▶ _Stored entries_:
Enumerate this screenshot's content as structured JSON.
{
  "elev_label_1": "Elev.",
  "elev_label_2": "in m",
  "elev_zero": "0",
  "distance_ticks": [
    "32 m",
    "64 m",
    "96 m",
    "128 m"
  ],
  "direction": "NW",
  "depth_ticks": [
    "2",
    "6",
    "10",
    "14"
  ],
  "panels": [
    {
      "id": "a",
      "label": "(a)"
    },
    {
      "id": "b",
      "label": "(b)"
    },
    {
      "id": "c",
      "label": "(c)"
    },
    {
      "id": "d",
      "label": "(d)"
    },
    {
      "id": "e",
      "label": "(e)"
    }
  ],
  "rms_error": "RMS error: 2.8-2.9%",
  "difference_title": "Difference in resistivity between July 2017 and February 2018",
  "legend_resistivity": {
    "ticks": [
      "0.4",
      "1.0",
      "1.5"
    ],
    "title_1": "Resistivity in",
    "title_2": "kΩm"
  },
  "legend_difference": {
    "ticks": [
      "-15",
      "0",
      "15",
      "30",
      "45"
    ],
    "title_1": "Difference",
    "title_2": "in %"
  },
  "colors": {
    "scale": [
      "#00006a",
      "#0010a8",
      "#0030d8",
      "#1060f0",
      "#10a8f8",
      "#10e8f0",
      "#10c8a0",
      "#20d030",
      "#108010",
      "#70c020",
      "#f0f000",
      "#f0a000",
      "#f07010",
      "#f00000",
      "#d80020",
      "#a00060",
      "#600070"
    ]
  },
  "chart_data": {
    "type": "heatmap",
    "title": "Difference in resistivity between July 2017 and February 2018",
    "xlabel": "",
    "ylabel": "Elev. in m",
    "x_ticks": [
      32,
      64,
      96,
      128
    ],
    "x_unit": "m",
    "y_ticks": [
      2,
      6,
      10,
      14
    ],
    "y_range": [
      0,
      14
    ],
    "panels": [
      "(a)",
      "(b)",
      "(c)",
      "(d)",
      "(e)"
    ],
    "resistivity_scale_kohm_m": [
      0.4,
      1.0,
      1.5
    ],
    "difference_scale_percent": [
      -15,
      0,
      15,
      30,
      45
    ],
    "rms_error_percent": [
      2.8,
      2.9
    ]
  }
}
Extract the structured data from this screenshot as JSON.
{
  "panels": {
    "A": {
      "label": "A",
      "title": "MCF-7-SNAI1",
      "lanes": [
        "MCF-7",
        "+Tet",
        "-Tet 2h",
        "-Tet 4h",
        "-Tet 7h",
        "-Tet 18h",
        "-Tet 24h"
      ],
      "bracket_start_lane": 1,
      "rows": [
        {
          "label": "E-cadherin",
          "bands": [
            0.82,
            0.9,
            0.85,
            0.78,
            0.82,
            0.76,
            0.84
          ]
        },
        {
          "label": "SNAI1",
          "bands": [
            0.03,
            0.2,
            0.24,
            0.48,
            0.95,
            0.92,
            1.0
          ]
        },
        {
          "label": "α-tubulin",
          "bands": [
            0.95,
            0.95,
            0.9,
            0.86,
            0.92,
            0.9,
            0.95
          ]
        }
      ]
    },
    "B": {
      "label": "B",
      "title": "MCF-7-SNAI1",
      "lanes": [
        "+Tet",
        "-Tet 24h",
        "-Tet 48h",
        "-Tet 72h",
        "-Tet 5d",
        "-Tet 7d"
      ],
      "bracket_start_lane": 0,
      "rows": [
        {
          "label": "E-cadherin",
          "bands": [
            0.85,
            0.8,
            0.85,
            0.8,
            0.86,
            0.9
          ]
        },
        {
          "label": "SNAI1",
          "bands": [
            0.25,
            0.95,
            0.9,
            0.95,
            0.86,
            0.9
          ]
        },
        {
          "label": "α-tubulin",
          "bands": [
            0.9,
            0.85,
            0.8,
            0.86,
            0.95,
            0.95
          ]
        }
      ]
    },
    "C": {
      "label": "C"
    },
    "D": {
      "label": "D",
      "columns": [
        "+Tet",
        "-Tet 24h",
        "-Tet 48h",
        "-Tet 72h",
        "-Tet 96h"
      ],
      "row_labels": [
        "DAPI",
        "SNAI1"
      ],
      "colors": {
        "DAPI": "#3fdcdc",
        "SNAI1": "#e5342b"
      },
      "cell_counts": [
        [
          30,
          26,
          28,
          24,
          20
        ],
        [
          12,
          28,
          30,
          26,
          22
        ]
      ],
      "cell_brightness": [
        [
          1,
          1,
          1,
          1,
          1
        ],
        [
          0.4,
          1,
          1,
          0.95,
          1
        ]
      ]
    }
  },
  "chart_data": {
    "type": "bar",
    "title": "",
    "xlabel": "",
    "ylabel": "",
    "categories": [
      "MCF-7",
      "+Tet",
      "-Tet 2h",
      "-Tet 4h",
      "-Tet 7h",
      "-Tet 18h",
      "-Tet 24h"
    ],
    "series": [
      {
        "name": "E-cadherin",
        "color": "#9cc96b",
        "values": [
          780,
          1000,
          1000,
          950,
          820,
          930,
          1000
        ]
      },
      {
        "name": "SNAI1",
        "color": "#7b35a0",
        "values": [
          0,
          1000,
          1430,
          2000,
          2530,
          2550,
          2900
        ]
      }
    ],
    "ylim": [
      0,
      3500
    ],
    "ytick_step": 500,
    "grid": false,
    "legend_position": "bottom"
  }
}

▶ _Work to do_:
Set down all of the entries exactly, please.

▶ _Task result_:
Enumerate this screenshot's content as structured JSON.
{
  "elev_label_1": "Elev.",
  "elev_label_2": "in m",
  "elev_zero": "0",
  "distance_ticks": [
    "32 m",
    "64 m",
    "96 m",
    "128 m"
  ],
  "direction": "NW",
  "depth_ticks": [
    "2",
    "6",
    "10",
    "14"
  ],
  "panels": [
    {
      "id": "a",
      "label": "(a)"
    },
    {
      "id": "b",
      "label": "(b)"
    },
    {
      "id": "c",
      "label": "(c)"
    },
    {
      "id": "d",
      "label": "(d)"
    },
    {
      "id": "e",
      "label": "(e)"
    }
  ],
  "rms_error": "RMS error: 2.8-2.9%",
  "difference_title": "Difference in resistivity between July 2017 and February 2018",
  "legend_resistivity": {
    "ticks": [
      "0.4",
      "1.0",
      "1.5"
    ],
    "title_1": "Resistivity in",
    "title_2": "kΩm"
  },
  "legend_difference": {
    "ticks": [
      "-15",
      "0",
      "15",
      "30",
      "45"
    ],
    "title_1": "Difference",
    "title_2": "in %"
  },
  "colors": {
    "scale": [
      "#00006a",
      "#0010a8",
      "#0030d8",
      "#1060f0",
      "#10a8f8",
      "#10e8f0",
      "#10c8a0",
      "#20d030",
      "#108010",
      "#70c020",
      "#f0f000",
      "#f0a000",
      "#f07010",
      "#f00000",
      "#d80020",
      "#a00060",
      "#600070"
    ]
  },
  "chart_data": {
    "type": "heatmap",
    "title": "Difference in resistivity between July 2017 and February 2018",
    "xlabel": "",
    "ylabel": "Elev. in m",
    "x_ticks": [
      32,
      64,
      96,
      128
    ],
    "x_unit": "m",
    "y_ticks": [
      2,
      6,
      10,
      14
    ],
    "y_range": [
      0,
      14
    ],
    "panels": [
      "(a)",
      "(b)",
      "(c)",
      "(d)",
      "(e)"
    ],
    "resistivity_scale_kohm_m": [
      0.4,
      1.0,
      1.5
    ],
    "difference_scale_percent": [
      -15,
      0,
      15,
      30,
      45
    ],
    "rms_error_percent": [
      2.8,
      2.9
    ]
  }
}
Extract the structured data from this screenshot as JSON.
{
  "panels": {
    "A": {
      "label": "A",
      "title": "MCF-7-SNAI1",
      "lanes": [
        "MCF-7",
        "+Tet",
        "-Tet 2h",
        "-Tet 4h",
        "-Tet 7h",
        "-Tet 18h",
        "-Tet 24h"
      ],
      "bracket_start_lane": 1,
      "rows": [
        {
          "label": "E-cadherin",
          "bands": [
            0.82,
            0.9,
            0.85,
            0.78,
            0.82,
            0.76,
            0.84
          ]
        },
        {
          "label": "SNAI1",
          "bands": [
            0.03,
            0.2,
            0.24,
            0.48,
            0.95,
            0.92,
            1.0
          ]
        },
        {
          "label": "α-tubulin",
          "bands": [
            0.95,
            0.95,
            0.9,
            0.86,
            0.92,
            0.9,
            0.95
          ]
        }
      ]
    },
    "B": {
      "label": "B",
      "title": "MCF-7-SNAI1",
      "lanes": [
        "+Tet",
        "-Tet 24h",
        "-Tet 48h",
        "-Tet 72h",
        "-Tet 5d",
        "-Tet 7d"
      ],
      "bracket_start_lane": 0,
      "rows": [
        {
          "label": "E-cadherin",
          "bands": [
            0.85,
            0.8,
            0.85,
            0.8,
            0.86,
            0.9
          ]
        },
        {
          "label": "SNAI1",
          "bands": [
            0.25,
            0.95,
            0.9,
            0.95,
            0.86,
            0.9
          ]
        },
        {
          "label": "α-tubulin",
          "bands": [
            0.9,
            0.85,
            0.8,
            0.86,
            0.95,
            0.95
          ]
        }
      ]
    },
    "C": {
      "label": "C"
    },
    "D": {
      "label": "D",
      "columns": [
        "+Tet",
        "-Tet 24h",
        "-Tet 48h",
        "-Tet 72h",
        "-Tet 96h"
      ],
      "row_labels": [
        "DAPI",
        "SNAI1"
      ],
      "colors": {
        "DAPI": "#3fdcdc",
        "SNAI1": "#e5342b"
      },
      "cell_counts": [
        [
          30,
          26,
          28,
          24,
          20
        ],
        [
          12,
          28,
          30,
          26,
          22
        ]
      ],
      "cell_brightness": [
        [
          1,
          1,
          1,
          1,
          1
        ],
        [
          0.4,
          1,
          1,
          0.95,
          1
        ]
      ]
    }
  },
  "chart_data": {
    "type": "bar",
    "title": "",
    "xlabel": "",
    "ylabel": "",
    "categories": [
      "MCF-7",
      "+Tet",
      "-Tet 2h",
      "-Tet 4h",
      "-Tet 7h",
      "-Tet 18h",
      "-Tet 24h"
    ],
    "series": [
      {
        "name": "E-cadherin",
        "color": "#9cc96b",
        "values": [
          780,
          1000,
          1000,
          950,
          820,
          930,
          1000
        ]
      },
      {
        "name": "SNAI1",
        "color": "#7b35a0",
        "values": [
          0,
          1000,
          1430,
          2000,
          2530,
          2550,
          2900
        ]
      }
    ],
    "ylim": [
      0,
      3500
    ],
    "ytick_step": 500,
    "grid": false,
    "legend_position": "bottom"
  }
}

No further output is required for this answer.